◆ WHAT YOU ARE ASKED TO DO
Report how many lines in the listing below contain the string "button", matching case exactly. Give only the number.

★ ★ ★

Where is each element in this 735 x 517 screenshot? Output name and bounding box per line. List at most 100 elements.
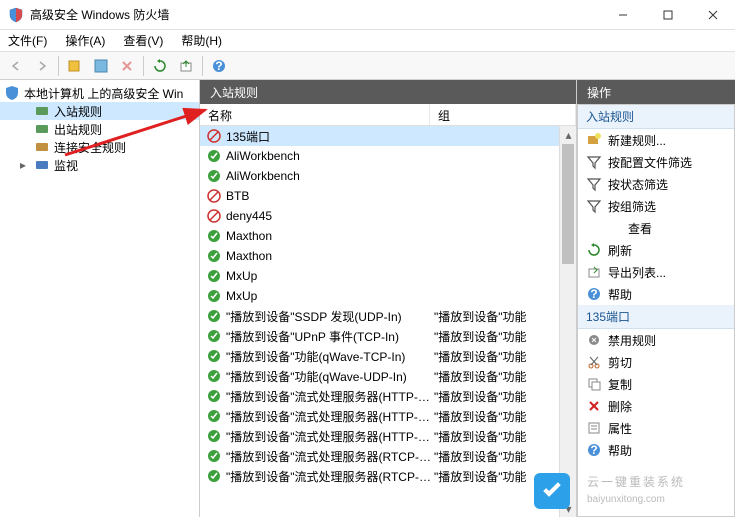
rule-row[interactable]: BTB xyxy=(200,186,576,206)
rule-icon xyxy=(34,157,50,173)
actions-section-rules: 入站规则 xyxy=(578,105,734,129)
tree-item-0[interactable]: 入站规则 xyxy=(0,102,199,120)
rule-row[interactable]: MxUp xyxy=(200,266,576,286)
allowed-icon xyxy=(206,448,222,464)
menu-view[interactable]: 查看(V) xyxy=(123,32,163,49)
svg-text:?: ? xyxy=(590,443,597,457)
new-button[interactable] xyxy=(63,55,87,77)
minimize-button[interactable] xyxy=(600,0,645,30)
scroll-down-icon[interactable]: ▾ xyxy=(560,500,576,517)
rule-row[interactable]: "播放到设备"流式处理服务器(HTTP-Stre..."播放到设备"功能 xyxy=(200,406,576,426)
filter-icon xyxy=(586,176,602,192)
allowed-icon xyxy=(206,248,222,264)
menu-action[interactable]: 操作(A) xyxy=(65,32,105,49)
action-按配置文件筛选[interactable]: 按配置文件筛选 xyxy=(578,151,734,173)
rule-row[interactable]: Maxthon xyxy=(200,246,576,266)
action-删除[interactable]: 删除 xyxy=(578,395,734,417)
rule-row[interactable]: AliWorkbench xyxy=(200,146,576,166)
allowed-icon xyxy=(206,288,222,304)
back-button xyxy=(4,55,28,77)
scroll-up-icon[interactable]: ▴ xyxy=(560,126,576,143)
action-剪切[interactable]: 剪切 xyxy=(578,351,734,373)
rule-row[interactable]: "播放到设备"功能(qWave-TCP-In)"播放到设备"功能 xyxy=(200,346,576,366)
rule-icon xyxy=(34,103,50,119)
action-label: 按状态筛选 xyxy=(608,176,668,193)
rule-row[interactable]: Maxthon xyxy=(200,226,576,246)
rule-icon xyxy=(34,121,50,137)
close-button[interactable] xyxy=(690,0,735,30)
props-button[interactable] xyxy=(89,55,113,77)
rule-name: "播放到设备"UPnP 事件(TCP-In) xyxy=(226,328,434,345)
rule-group: "播放到设备"功能 xyxy=(434,348,570,365)
rule-group: "播放到设备"功能 xyxy=(434,368,570,385)
column-name[interactable]: 名称 xyxy=(200,104,430,125)
rule-group: "播放到设备"功能 xyxy=(434,388,570,405)
action-禁用规则[interactable]: 禁用规则 xyxy=(578,329,734,351)
blocked-icon xyxy=(206,188,222,204)
rule-row[interactable]: deny445 xyxy=(200,206,576,226)
action-新建规则...[interactable]: 新建规则... xyxy=(578,129,734,151)
help-icon: ? xyxy=(586,286,602,302)
rule-name: AliWorkbench xyxy=(226,149,434,163)
action-刷新[interactable]: 刷新 xyxy=(578,239,734,261)
action-复制[interactable]: 复制 xyxy=(578,373,734,395)
rule-row[interactable]: "播放到设备"流式处理服务器(HTTP-Stre..."播放到设备"功能 xyxy=(200,386,576,406)
menubar: 文件(F) 操作(A) 查看(V) 帮助(H) xyxy=(0,30,735,52)
action-label: 按配置文件筛选 xyxy=(608,154,692,171)
tree-item-label: 出站规则 xyxy=(54,121,102,138)
action-导出列表...[interactable]: 导出列表... xyxy=(578,261,734,283)
blocked-icon xyxy=(206,128,222,144)
tree-root[interactable]: 本地计算机 上的高级安全 Win xyxy=(0,84,199,102)
expand-icon[interactable]: ▸ xyxy=(20,158,30,172)
allowed-icon xyxy=(206,308,222,324)
rule-icon xyxy=(34,139,50,155)
app-icon xyxy=(8,7,24,23)
action-帮助[interactable]: ?帮助 xyxy=(578,439,734,461)
action-label: 复制 xyxy=(608,376,632,393)
action-属性[interactable]: 属性 xyxy=(578,417,734,439)
rule-group: "播放到设备"功能 xyxy=(434,448,570,465)
export-button[interactable] xyxy=(174,55,198,77)
maximize-button[interactable] xyxy=(645,0,690,30)
scrollbar-thumb[interactable] xyxy=(562,144,574,264)
rule-row[interactable]: "播放到设备"流式处理服务器(RTCP-Stre..."播放到设备"功能 xyxy=(200,446,576,466)
rule-row[interactable]: AliWorkbench xyxy=(200,166,576,186)
allowed-icon xyxy=(206,148,222,164)
rule-name: "播放到设备"流式处理服务器(HTTP-Stre... xyxy=(226,388,434,405)
toolbar: ? xyxy=(0,52,735,80)
menu-help[interactable]: 帮助(H) xyxy=(181,32,222,49)
rule-name: "播放到设备"流式处理服务器(HTTP-Stre... xyxy=(226,428,434,445)
rule-name: deny445 xyxy=(226,209,434,223)
action-label: 禁用规则 xyxy=(608,332,656,349)
action-按状态筛选[interactable]: 按状态筛选 xyxy=(578,173,734,195)
svg-text:?: ? xyxy=(215,59,222,73)
rule-row[interactable]: "播放到设备"功能(qWave-UDP-In)"播放到设备"功能 xyxy=(200,366,576,386)
menu-file[interactable]: 文件(F) xyxy=(8,32,47,49)
rule-row[interactable]: "播放到设备"UPnP 事件(TCP-In)"播放到设备"功能 xyxy=(200,326,576,346)
tree-panel: 本地计算机 上的高级安全 Win 入站规则出站规则连接安全规则▸监视 xyxy=(0,80,200,517)
vertical-scrollbar[interactable]: ▴ ▾ xyxy=(559,126,576,517)
tree-item-3[interactable]: ▸监视 xyxy=(0,156,199,174)
rule-row[interactable]: MxUp xyxy=(200,286,576,306)
rules-list[interactable]: 135端口AliWorkbenchAliWorkbenchBTBdeny445M… xyxy=(200,126,576,517)
refresh-button[interactable] xyxy=(148,55,172,77)
action-查看[interactable]: 查看 xyxy=(578,217,734,239)
help-button[interactable]: ? xyxy=(207,55,231,77)
rule-row[interactable]: "播放到设备"流式处理服务器(HTTP-Stre..."播放到设备"功能 xyxy=(200,426,576,446)
allowed-icon xyxy=(206,348,222,364)
cut-icon xyxy=(586,354,602,370)
rule-row[interactable]: "播放到设备"流式处理服务器(RTCP-Stre..."播放到设备"功能 xyxy=(200,466,576,486)
rule-name: "播放到设备"功能(qWave-UDP-In) xyxy=(226,368,434,385)
rule-row[interactable]: 135端口 xyxy=(200,126,576,146)
tree-item-2[interactable]: 连接安全规则 xyxy=(0,138,199,156)
rule-row[interactable]: "播放到设备"SSDP 发现(UDP-In)"播放到设备"功能 xyxy=(200,306,576,326)
action-按组筛选[interactable]: 按组筛选 xyxy=(578,195,734,217)
svg-text:?: ? xyxy=(590,287,597,301)
allowed-icon xyxy=(206,268,222,284)
tree-item-1[interactable]: 出站规则 xyxy=(0,120,199,138)
allowed-icon xyxy=(206,388,222,404)
column-group[interactable]: 组 xyxy=(430,104,576,125)
new-rule-icon xyxy=(586,132,602,148)
action-label: 刷新 xyxy=(608,242,632,259)
action-帮助[interactable]: ?帮助 xyxy=(578,283,734,305)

★ ★ ★

◆ ANSWER TO THIS PROBLEM
9